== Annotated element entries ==

_____

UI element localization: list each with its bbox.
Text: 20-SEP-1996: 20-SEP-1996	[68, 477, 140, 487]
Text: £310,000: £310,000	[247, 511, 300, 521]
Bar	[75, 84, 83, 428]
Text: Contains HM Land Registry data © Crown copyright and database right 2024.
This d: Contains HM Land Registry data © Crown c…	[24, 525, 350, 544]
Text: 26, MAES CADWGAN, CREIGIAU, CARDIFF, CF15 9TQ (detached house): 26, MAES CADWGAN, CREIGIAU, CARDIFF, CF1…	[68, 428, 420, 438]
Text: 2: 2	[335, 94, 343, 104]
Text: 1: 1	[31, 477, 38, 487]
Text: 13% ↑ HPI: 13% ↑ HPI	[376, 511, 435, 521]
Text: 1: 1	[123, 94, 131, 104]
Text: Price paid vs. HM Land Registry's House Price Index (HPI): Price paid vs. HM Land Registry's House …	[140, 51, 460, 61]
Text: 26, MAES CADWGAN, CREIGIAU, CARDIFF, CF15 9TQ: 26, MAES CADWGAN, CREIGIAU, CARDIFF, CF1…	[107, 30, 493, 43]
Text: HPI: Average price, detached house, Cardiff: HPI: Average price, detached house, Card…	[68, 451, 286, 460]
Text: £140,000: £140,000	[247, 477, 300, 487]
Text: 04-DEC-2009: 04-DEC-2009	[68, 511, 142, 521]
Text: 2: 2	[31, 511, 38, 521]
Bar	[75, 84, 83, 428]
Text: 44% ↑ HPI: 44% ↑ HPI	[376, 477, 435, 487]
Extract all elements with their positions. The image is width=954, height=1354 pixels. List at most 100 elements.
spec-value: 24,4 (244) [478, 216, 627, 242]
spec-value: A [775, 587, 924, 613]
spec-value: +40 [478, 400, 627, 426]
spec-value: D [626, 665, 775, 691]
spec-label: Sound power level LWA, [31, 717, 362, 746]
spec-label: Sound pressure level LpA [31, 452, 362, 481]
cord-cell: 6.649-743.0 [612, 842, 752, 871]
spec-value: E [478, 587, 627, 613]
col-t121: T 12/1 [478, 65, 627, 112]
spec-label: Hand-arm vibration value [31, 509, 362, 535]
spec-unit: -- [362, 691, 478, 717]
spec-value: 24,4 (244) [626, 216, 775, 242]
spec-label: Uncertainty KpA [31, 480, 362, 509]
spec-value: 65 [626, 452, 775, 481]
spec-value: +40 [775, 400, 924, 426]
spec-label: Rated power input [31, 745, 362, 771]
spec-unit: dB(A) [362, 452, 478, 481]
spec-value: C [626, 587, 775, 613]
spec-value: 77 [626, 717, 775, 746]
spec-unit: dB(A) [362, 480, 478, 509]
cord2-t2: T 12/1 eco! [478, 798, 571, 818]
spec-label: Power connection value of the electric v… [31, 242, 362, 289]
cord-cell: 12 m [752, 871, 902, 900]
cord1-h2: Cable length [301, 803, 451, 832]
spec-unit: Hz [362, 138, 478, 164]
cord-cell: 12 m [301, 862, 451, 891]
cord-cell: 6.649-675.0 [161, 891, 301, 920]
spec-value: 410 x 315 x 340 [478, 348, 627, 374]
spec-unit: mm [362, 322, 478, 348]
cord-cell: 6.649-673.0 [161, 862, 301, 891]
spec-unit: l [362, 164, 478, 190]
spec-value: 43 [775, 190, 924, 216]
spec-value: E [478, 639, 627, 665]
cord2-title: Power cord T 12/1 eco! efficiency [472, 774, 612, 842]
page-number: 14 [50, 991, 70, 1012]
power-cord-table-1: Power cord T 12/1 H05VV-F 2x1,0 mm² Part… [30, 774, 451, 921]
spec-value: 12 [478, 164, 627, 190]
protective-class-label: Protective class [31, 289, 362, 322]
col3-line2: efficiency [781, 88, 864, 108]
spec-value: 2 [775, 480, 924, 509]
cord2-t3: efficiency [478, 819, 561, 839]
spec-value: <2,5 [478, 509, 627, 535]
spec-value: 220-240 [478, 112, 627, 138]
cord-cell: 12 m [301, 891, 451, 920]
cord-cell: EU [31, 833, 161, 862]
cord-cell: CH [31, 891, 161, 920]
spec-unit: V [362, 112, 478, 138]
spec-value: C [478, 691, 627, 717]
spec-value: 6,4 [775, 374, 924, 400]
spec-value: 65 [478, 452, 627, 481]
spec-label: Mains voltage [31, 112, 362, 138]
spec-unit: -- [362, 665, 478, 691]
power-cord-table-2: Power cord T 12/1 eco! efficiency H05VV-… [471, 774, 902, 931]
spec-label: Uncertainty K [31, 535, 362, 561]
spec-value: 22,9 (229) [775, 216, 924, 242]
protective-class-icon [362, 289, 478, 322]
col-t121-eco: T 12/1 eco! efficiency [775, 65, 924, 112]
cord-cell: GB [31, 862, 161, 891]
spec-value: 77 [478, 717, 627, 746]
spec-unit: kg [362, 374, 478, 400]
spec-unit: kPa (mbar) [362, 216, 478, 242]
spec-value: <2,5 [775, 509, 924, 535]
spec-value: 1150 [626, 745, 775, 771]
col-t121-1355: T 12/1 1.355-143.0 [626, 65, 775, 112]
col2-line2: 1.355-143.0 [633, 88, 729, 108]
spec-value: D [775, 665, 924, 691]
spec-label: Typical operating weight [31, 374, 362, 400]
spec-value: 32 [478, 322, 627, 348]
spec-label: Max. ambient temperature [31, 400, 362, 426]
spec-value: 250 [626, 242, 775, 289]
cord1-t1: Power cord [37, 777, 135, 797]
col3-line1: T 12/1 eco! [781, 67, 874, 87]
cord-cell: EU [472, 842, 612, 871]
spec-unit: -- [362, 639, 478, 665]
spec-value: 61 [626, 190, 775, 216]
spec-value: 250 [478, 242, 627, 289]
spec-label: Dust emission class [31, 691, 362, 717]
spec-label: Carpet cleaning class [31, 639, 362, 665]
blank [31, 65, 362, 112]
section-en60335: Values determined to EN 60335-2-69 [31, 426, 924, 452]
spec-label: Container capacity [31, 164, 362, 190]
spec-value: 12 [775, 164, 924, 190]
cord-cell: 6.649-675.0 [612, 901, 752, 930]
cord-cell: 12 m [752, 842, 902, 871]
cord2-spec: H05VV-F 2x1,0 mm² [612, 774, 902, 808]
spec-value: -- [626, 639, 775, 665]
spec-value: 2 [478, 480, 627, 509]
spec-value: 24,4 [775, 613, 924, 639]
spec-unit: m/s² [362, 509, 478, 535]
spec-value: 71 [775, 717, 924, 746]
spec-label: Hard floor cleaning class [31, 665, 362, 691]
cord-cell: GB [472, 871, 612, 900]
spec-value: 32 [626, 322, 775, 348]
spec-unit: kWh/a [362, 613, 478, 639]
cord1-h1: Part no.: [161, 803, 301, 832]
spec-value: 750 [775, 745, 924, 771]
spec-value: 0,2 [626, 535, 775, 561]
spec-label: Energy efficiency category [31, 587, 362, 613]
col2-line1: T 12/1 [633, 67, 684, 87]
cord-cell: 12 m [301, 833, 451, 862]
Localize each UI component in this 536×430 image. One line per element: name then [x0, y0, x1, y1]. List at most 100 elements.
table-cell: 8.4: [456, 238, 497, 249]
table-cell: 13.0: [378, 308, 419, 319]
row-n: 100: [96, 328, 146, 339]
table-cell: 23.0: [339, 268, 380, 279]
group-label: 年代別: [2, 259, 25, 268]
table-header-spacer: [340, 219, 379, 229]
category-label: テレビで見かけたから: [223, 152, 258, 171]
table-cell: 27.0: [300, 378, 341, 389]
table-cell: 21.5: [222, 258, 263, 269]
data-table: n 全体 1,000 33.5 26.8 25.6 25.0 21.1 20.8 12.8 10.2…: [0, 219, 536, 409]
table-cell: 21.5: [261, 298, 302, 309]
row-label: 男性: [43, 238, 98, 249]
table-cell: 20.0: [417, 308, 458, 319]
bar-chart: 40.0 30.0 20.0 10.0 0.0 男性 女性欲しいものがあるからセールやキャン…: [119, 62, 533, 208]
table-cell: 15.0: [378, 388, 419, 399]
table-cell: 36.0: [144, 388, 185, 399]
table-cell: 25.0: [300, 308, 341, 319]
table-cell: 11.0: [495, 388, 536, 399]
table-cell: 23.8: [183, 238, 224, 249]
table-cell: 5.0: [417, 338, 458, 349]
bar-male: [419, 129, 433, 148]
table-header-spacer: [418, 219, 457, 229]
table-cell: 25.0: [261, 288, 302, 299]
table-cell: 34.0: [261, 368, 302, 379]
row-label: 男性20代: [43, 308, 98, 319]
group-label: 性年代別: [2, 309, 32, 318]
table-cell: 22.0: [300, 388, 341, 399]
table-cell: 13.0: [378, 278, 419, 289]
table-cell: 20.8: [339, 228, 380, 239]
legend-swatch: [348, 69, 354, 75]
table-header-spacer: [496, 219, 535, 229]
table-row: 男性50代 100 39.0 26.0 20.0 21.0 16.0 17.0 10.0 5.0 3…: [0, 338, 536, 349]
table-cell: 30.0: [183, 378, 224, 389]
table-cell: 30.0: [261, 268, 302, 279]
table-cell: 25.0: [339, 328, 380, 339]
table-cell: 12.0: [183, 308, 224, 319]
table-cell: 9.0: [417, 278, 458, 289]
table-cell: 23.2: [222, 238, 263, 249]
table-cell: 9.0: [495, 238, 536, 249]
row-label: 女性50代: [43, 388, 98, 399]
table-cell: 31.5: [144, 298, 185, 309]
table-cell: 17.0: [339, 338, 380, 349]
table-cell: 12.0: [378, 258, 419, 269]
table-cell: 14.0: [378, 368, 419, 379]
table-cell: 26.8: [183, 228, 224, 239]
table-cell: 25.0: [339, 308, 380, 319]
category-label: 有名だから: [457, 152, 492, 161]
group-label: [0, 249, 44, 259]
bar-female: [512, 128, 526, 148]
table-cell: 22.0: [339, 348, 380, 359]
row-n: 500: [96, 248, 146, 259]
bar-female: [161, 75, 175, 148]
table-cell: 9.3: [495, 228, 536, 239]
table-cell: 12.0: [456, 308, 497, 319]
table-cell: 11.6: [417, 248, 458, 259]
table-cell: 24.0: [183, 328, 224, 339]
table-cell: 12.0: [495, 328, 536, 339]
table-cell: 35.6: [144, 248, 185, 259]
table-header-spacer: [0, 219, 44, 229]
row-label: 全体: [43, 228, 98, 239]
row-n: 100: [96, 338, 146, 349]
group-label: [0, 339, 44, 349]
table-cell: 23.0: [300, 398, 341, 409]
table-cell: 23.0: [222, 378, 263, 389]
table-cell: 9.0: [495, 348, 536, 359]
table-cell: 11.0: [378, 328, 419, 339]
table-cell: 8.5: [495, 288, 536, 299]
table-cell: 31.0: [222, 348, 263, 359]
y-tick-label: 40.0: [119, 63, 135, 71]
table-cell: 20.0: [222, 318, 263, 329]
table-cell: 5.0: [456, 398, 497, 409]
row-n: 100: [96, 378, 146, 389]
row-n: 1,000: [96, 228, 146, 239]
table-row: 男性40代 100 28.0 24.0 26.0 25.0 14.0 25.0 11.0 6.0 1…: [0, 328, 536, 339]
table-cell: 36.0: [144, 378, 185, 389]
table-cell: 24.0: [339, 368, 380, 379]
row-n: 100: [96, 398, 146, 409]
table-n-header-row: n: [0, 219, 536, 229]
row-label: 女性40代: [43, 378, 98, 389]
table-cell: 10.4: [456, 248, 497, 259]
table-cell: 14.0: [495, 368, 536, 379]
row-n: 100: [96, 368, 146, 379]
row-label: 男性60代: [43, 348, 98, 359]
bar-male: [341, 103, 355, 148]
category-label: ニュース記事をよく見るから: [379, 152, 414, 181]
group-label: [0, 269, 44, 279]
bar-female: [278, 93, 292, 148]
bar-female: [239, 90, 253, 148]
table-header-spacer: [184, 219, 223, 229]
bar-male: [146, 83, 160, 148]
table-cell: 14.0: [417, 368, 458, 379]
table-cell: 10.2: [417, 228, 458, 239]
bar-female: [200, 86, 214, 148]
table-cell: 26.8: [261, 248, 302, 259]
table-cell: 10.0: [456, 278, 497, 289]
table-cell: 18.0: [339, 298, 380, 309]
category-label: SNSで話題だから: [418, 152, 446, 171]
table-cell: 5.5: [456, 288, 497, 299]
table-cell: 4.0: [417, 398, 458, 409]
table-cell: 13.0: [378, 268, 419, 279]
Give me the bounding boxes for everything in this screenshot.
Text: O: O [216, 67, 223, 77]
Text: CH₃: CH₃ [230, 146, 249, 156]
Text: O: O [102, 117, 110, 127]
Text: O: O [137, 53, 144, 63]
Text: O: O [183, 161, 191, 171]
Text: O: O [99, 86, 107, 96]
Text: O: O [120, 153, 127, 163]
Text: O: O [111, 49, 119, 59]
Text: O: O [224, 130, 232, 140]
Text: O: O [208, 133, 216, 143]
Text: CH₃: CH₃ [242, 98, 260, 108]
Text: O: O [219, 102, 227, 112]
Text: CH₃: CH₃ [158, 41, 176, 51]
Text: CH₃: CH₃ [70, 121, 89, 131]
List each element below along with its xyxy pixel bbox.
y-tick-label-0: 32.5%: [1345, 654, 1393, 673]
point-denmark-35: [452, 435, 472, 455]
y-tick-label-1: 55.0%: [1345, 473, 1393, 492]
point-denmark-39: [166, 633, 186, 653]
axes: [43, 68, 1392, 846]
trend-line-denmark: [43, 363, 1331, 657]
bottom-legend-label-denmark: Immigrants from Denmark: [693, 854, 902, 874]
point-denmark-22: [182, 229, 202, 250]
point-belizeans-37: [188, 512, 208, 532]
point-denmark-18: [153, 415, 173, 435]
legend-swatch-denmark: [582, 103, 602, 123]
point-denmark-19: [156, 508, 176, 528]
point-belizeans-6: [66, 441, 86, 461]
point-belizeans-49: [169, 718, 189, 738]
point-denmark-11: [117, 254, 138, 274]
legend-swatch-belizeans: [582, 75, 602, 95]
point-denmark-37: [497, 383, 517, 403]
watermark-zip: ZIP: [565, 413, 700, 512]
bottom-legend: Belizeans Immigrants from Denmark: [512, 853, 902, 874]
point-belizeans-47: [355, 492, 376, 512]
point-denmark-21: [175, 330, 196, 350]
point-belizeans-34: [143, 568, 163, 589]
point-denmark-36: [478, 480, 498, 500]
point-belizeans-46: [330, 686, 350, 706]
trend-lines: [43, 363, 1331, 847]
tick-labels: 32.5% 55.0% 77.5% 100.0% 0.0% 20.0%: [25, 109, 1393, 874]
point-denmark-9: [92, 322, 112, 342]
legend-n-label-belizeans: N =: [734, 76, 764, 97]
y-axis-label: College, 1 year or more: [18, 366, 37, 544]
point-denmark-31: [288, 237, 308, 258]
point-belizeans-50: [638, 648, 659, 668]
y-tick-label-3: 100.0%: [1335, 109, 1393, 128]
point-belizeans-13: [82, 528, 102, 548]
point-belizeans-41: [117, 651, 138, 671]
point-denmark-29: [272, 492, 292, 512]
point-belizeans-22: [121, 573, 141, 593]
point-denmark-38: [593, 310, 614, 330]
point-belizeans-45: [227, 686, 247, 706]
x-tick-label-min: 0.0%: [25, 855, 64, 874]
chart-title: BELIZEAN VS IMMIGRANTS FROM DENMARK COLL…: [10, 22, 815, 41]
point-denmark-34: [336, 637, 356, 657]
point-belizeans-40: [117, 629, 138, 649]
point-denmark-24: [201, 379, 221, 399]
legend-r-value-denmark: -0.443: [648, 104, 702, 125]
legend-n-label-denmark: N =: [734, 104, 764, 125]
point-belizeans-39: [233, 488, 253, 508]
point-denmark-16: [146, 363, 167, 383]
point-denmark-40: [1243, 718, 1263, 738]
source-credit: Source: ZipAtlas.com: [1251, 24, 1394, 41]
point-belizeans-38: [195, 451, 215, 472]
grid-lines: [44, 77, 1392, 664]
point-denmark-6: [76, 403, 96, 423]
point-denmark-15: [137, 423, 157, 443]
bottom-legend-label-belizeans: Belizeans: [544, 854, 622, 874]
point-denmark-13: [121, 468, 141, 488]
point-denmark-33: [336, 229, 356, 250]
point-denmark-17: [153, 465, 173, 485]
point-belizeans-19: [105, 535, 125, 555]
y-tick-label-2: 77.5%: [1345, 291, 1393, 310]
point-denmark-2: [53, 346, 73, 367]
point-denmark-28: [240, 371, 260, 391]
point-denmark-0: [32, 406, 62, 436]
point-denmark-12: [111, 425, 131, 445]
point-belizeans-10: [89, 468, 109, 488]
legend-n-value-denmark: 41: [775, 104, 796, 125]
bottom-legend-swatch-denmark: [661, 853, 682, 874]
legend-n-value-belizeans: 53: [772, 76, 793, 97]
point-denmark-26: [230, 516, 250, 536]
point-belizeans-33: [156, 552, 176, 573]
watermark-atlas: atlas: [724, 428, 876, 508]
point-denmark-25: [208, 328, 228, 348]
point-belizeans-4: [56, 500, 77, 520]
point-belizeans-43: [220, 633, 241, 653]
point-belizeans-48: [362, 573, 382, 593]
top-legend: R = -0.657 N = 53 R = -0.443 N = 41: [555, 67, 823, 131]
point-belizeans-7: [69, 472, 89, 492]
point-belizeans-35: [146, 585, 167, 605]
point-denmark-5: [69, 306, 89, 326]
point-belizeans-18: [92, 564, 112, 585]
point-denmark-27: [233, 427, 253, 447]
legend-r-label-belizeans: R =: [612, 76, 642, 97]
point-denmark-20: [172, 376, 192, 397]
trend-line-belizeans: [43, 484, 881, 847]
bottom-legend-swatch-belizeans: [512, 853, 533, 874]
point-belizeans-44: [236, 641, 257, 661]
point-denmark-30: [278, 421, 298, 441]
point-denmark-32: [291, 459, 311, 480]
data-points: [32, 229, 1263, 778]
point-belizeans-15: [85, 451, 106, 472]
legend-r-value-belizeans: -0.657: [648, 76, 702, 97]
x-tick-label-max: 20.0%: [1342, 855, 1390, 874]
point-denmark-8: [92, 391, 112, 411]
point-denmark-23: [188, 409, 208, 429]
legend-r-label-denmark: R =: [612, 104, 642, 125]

_____

== Task prompt ==
Rewrite the records from the first line through the line that contains "spec-label: Sound pressure", renaming "spec-value" to "value-field" wherever it occurs. Leave everything else the same.

== The completed task ==
UI element localization: list each with its bbox.
Text: 20-SEP-1996: 20-SEP-1996	[68, 477, 140, 487]
Text: £310,000: £310,000	[247, 511, 300, 521]
Bar	[75, 84, 83, 428]
Text: Contains HM Land Registry data © Crown copyright and database right 2024.
This d: Contains HM Land Registry data © Crown c…	[24, 525, 350, 544]
Text: 26, MAES CADWGAN, CREIGIAU, CARDIFF, CF15 9TQ (detached house): 26, MAES CADWGAN, CREIGIAU, CARDIFF, CF1…	[68, 428, 420, 438]
Text: 2: 2	[335, 94, 343, 104]
Text: 1: 1	[31, 477, 38, 487]
Text: 13% ↑ HPI: 13% ↑ HPI	[376, 511, 435, 521]
Text: 1: 1	[123, 94, 131, 104]
Text: Price paid vs. HM Land Registry's House Price Index (HPI): Price paid vs. HM Land Registry's House …	[140, 51, 460, 61]
Text: 26, MAES CADWGAN, CREIGIAU, CARDIFF, CF15 9TQ: 26, MAES CADWGAN, CREIGIAU, CARDIFF, CF1…	[107, 30, 493, 43]
Text: HPI: Average price, detached house, Cardiff: HPI: Average price, detached house, Card…	[68, 451, 286, 460]
Text: £140,000: £140,000	[247, 477, 300, 487]
Text: 04-DEC-2009: 04-DEC-2009	[68, 511, 142, 521]
Text: 2: 2	[31, 511, 38, 521]
Bar	[75, 84, 83, 428]
Text: 44% ↑ HPI: 44% ↑ HPI	[376, 477, 435, 487]
Extract all elements with their positions. The image is width=954, height=1354 pixels. List at most 100 elements.
value-field: 24,4 (244) [478, 216, 627, 242]
value-field: A [775, 587, 924, 613]
value-field: +40 [478, 400, 627, 426]
value-field: D [626, 665, 775, 691]
spec-label: Sound power level LWA, [31, 717, 362, 746]
spec-label: Sound pressure level LpA [31, 452, 362, 481]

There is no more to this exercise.